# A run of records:
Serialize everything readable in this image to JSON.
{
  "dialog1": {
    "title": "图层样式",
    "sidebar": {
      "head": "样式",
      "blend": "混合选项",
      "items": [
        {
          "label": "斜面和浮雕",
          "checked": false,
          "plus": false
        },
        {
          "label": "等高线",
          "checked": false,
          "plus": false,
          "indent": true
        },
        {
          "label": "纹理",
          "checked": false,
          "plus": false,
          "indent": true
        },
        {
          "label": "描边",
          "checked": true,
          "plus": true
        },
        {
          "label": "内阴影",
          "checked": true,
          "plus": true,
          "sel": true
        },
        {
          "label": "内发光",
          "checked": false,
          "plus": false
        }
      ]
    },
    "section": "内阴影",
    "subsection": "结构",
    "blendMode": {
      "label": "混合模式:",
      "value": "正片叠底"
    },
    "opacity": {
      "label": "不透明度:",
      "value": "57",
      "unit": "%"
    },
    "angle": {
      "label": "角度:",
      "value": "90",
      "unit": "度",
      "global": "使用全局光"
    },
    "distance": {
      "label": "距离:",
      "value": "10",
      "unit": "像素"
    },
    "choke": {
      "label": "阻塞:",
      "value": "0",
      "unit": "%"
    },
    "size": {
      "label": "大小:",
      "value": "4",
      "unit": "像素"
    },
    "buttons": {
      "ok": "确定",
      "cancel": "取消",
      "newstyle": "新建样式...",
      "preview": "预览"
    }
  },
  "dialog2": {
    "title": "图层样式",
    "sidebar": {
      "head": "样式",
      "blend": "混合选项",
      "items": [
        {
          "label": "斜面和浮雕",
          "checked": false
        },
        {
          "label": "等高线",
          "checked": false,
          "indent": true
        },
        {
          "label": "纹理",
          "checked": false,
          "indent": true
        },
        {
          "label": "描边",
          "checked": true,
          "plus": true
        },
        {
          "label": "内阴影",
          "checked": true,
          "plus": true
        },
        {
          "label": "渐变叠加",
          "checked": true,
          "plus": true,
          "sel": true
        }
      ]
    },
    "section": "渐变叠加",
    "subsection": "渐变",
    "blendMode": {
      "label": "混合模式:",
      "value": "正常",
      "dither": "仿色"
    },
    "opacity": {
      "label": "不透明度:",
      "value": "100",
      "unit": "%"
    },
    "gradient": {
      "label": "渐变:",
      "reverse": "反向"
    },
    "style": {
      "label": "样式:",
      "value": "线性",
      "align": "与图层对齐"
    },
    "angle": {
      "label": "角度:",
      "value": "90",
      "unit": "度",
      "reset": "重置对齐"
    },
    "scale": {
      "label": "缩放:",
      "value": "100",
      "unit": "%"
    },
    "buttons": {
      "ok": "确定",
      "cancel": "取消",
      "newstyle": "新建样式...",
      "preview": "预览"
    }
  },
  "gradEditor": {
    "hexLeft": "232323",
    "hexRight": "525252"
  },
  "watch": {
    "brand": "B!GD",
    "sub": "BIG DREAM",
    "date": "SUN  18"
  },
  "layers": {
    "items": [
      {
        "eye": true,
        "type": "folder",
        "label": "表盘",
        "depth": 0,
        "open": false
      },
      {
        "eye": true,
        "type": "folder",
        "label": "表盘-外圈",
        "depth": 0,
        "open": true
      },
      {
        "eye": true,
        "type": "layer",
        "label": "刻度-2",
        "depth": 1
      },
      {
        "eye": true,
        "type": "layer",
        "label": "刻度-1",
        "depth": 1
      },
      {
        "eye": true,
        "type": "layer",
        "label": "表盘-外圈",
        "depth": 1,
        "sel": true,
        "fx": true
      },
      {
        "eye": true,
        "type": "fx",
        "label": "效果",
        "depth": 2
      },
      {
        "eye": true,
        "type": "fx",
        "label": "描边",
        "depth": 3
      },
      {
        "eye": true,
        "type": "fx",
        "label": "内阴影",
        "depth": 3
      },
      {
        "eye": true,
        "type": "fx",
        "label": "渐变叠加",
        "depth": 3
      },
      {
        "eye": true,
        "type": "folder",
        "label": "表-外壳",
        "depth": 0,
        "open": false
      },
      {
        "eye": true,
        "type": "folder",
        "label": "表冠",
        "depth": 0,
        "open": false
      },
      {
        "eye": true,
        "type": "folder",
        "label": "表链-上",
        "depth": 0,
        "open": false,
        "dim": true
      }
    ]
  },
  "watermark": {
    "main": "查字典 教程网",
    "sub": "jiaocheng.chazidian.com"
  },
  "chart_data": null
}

# Your task:
Write the data out again in full and exactly.

# Exercise solution:
Serialize everything readable in this image to JSON.
{
  "dialog1": {
    "title": "图层样式",
    "sidebar": {
      "head": "样式",
      "blend": "混合选项",
      "items": [
        {
          "label": "斜面和浮雕",
          "checked": false,
          "plus": false
        },
        {
          "label": "等高线",
          "checked": false,
          "plus": false,
          "indent": true
        },
        {
          "label": "纹理",
          "checked": false,
          "plus": false,
          "indent": true
        },
        {
          "label": "描边",
          "checked": true,
          "plus": true
        },
        {
          "label": "内阴影",
          "checked": true,
          "plus": true,
          "sel": true
        },
        {
          "label": "内发光",
          "checked": false,
          "plus": false
        }
      ]
    },
    "section": "内阴影",
    "subsection": "结构",
    "blendMode": {
      "label": "混合模式:",
      "value": "正片叠底"
    },
    "opacity": {
      "label": "不透明度:",
      "value": "57",
      "unit": "%"
    },
    "angle": {
      "label": "角度:",
      "value": "90",
      "unit": "度",
      "global": "使用全局光"
    },
    "distance": {
      "label": "距离:",
      "value": "10",
      "unit": "像素"
    },
    "choke": {
      "label": "阻塞:",
      "value": "0",
      "unit": "%"
    },
    "size": {
      "label": "大小:",
      "value": "4",
      "unit": "像素"
    },
    "buttons": {
      "ok": "确定",
      "cancel": "取消",
      "newstyle": "新建样式...",
      "preview": "预览"
    }
  },
  "dialog2": {
    "title": "图层样式",
    "sidebar": {
      "head": "样式",
      "blend": "混合选项",
      "items": [
        {
          "label": "斜面和浮雕",
          "checked": false
        },
        {
          "label": "等高线",
          "checked": false,
          "indent": true
        },
        {
          "label": "纹理",
          "checked": false,
          "indent": true
        },
        {
          "label": "描边",
          "checked": true,
          "plus": true
        },
        {
          "label": "内阴影",
          "checked": true,
          "plus": true
        },
        {
          "label": "渐变叠加",
          "checked": true,
          "plus": true,
          "sel": true
        }
      ]
    },
    "section": "渐变叠加",
    "subsection": "渐变",
    "blendMode": {
      "label": "混合模式:",
      "value": "正常",
      "dither": "仿色"
    },
    "opacity": {
      "label": "不透明度:",
      "value": "100",
      "unit": "%"
    },
    "gradient": {
      "label": "渐变:",
      "reverse": "反向"
    },
    "style": {
      "label": "样式:",
      "value": "线性",
      "align": "与图层对齐"
    },
    "angle": {
      "label": "角度:",
      "value": "90",
      "unit": "度",
      "reset": "重置对齐"
    },
    "scale": {
      "label": "缩放:",
      "value": "100",
      "unit": "%"
    },
    "buttons": {
      "ok": "确定",
      "cancel": "取消",
      "newstyle": "新建样式...",
      "preview": "预览"
    }
  },
  "gradEditor": {
    "hexLeft": "232323",
    "hexRight": "525252"
  },
  "watch": {
    "brand": "B!GD",
    "sub": "BIG DREAM",
    "date": "SUN  18"
  },
  "layers": {
    "items": [
      {
        "eye": true,
        "type": "folder",
        "label": "表盘",
        "depth": 0,
        "open": false
      },
      {
        "eye": true,
        "type": "folder",
        "label": "表盘-外圈",
        "depth": 0,
        "open": true
      },
      {
        "eye": true,
        "type": "layer",
        "label": "刻度-2",
        "depth": 1
      },
      {
        "eye": true,
        "type": "layer",
        "label": "刻度-1",
        "depth": 1
      },
      {
        "eye": true,
        "type": "layer",
        "label": "表盘-外圈",
        "depth": 1,
        "sel": true,
        "fx": true
      },
      {
        "eye": true,
        "type": "fx",
        "label": "效果",
        "depth": 2
      },
      {
        "eye": true,
        "type": "fx",
        "label": "描边",
        "depth": 3
      },
      {
        "eye": true,
        "type": "fx",
        "label": "内阴影",
        "depth": 3
      },
      {
        "eye": true,
        "type": "fx",
        "label": "渐变叠加",
        "depth": 3
      },
      {
        "eye": true,
        "type": "folder",
        "label": "表-外壳",
        "depth": 0,
        "open": false
      },
      {
        "eye": true,
        "type": "folder",
        "label": "表冠",
        "depth": 0,
        "open": false
      },
      {
        "eye": true,
        "type": "folder",
        "label": "表链-上",
        "depth": 0,
        "open": false,
        "dim": true
      }
    ]
  },
  "watermark": {
    "main": "查字典 教程网",
    "sub": "jiaocheng.chazidian.com"
  },
  "chart_data": null
}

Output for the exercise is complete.